— Begin Provided text —

The Magic Christian
- First edition cover
- Author: Terry Southern
- Language: English
- Genre: Comedy novel
- Publisher: Random House (1959) Grove Press (1996)
- Publication date: 1959
- Publication place: United States
- Media type: Print (Hardback & Paperback)
- Pages: 148
- ISBN: 0-8021-3465-3 (reissue)
- Preceded by: Flash and Filigree
- Followed by: Writers in Revolt

= The Magic Christian (novel) =

1959 comic novel by Terry Southern

The Magic Christian is a 1959 comic novel by American author Terry Southern (1924–1995) about an odd billionaire who spends most of his time playing elaborate practical jokes on people. It is known for bringing Southern to the attention of filmmaker Stanley Kubrick, who had received a copy as a gift from Peter Sellers, and subsequently hired him as co-writer for Dr. Strangelove (1964) when Kubrick decided to make that film a black comedy/satire, rather than a straightforward thriller. In 1969, The Magic Christian was made into a film starring Peter Sellers and Ringo Starr; the story was much altered and relocated from New York City to London.

— End Provided text —
— Begin Given information —

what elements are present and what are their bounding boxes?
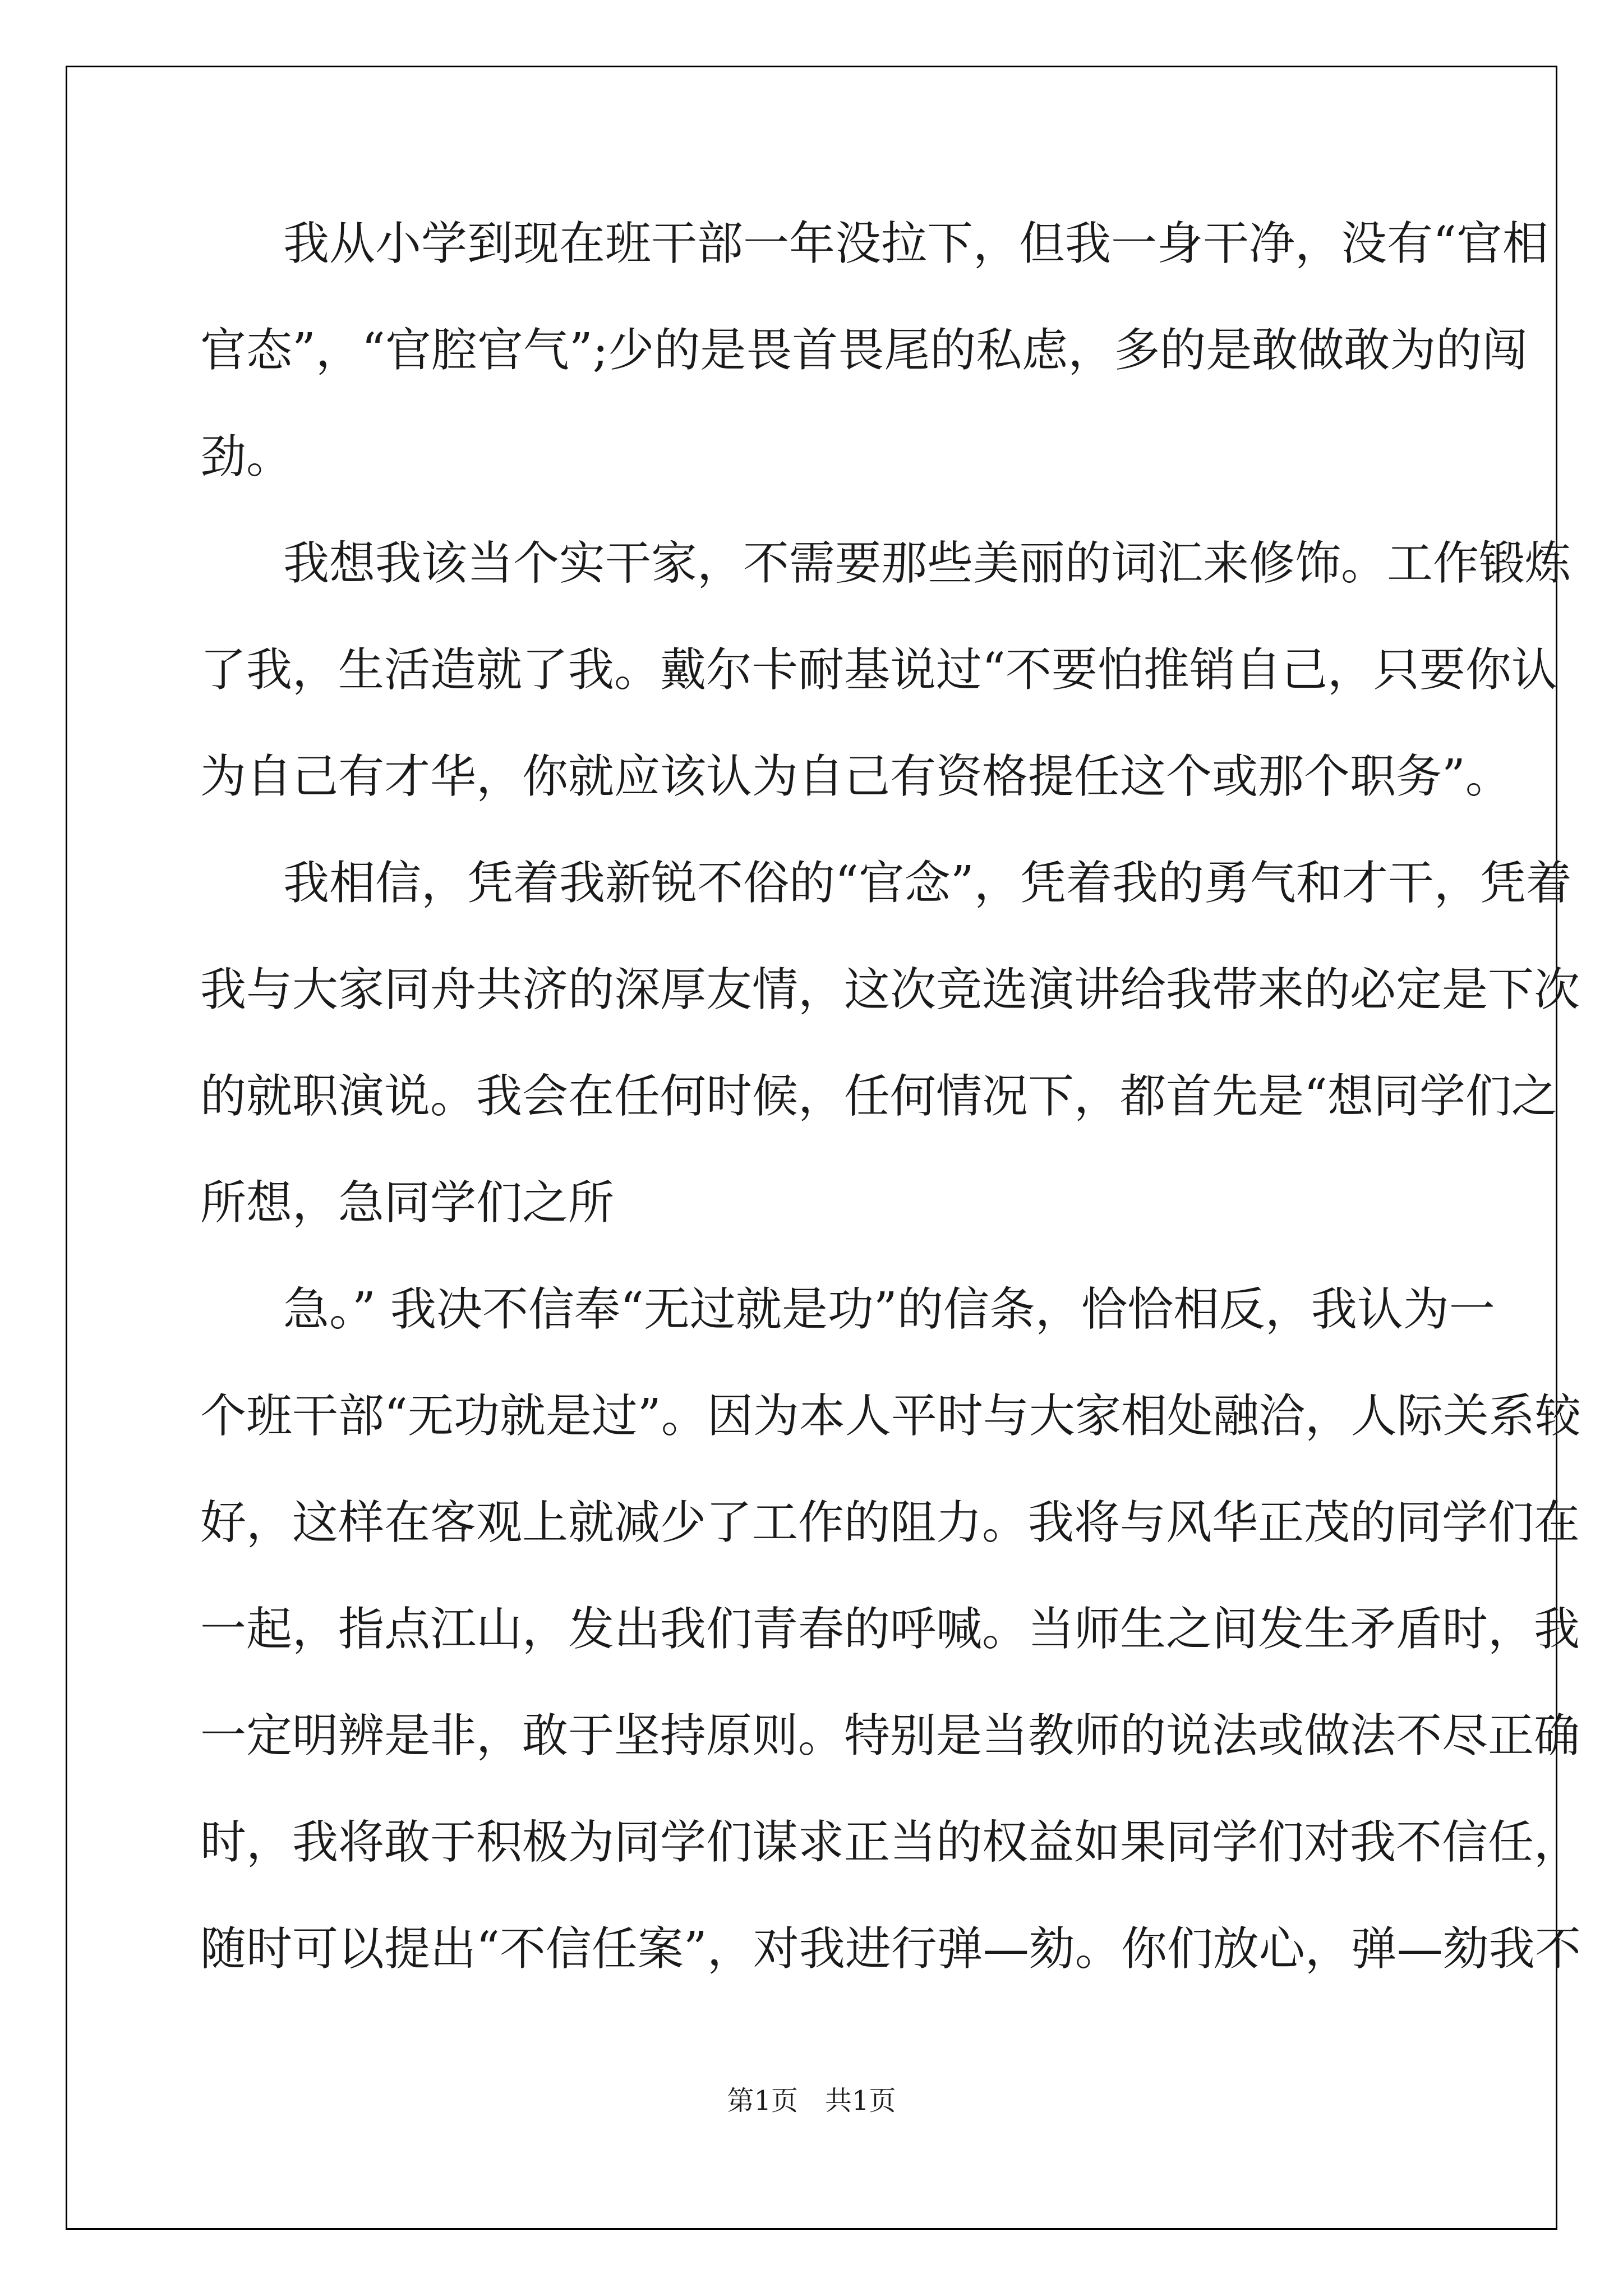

— End Given information —

### Written tasks
A) From the article on The Magic Christian, reproduce the passage starting at "1959 comic novel by Terry" and ending at "City to London.".
B) Answer these from the article on The Magic Christian:
(i) Which publisher issued the novel in 1996?
(ii) How many pages does the novel have?
(iii) Who gave Stanley Kubrick a copy of the novel?
C) Extend the article on The Magic Christian with the next part, picking up after its final sentence.

### Answer list
A)
1959 comic novel by Terry Southern

The Magic Christian is a 1959 comic novel by American author Terry Southern (1924–1995) about an odd billionaire who spends most of his time playing elaborate practical jokes on people. It is known for bringing Southern to the attention of filmmaker Stanley Kubrick, who had received a copy as a gift from Peter Sellers, and subsequently hired him as co-writer for Dr. Strangelove (1964) when Kubrick decided to make that film a black comedy/satire, rather than a straightforward thriller. In 1969, The Magic Christian was made into a film starring Peter Sellers and Ringo Starr; the story was much altered and relocated from New York City to London.

B)
(i) Grove Press
(ii) 148
(iii) Peter Sellers

C)
==Plot summary==
Guy Grand is an odd billionaire who spends most of his time playing elaborate practical jokes on people. A big spender, he does not mind losing large sums of money to complete strangers if he can have a good laugh. All his escapades are designed to prove his theory that everyone has their price—it just depends on the amount one is prepared to pay them.

One of Grand's favorite pranks is to buy hot dogs from railway station vendors just before the train pulls out, handing them one overly-large bill after another and then demanding his change, as the train begins to move and the vendor has to run to keep up.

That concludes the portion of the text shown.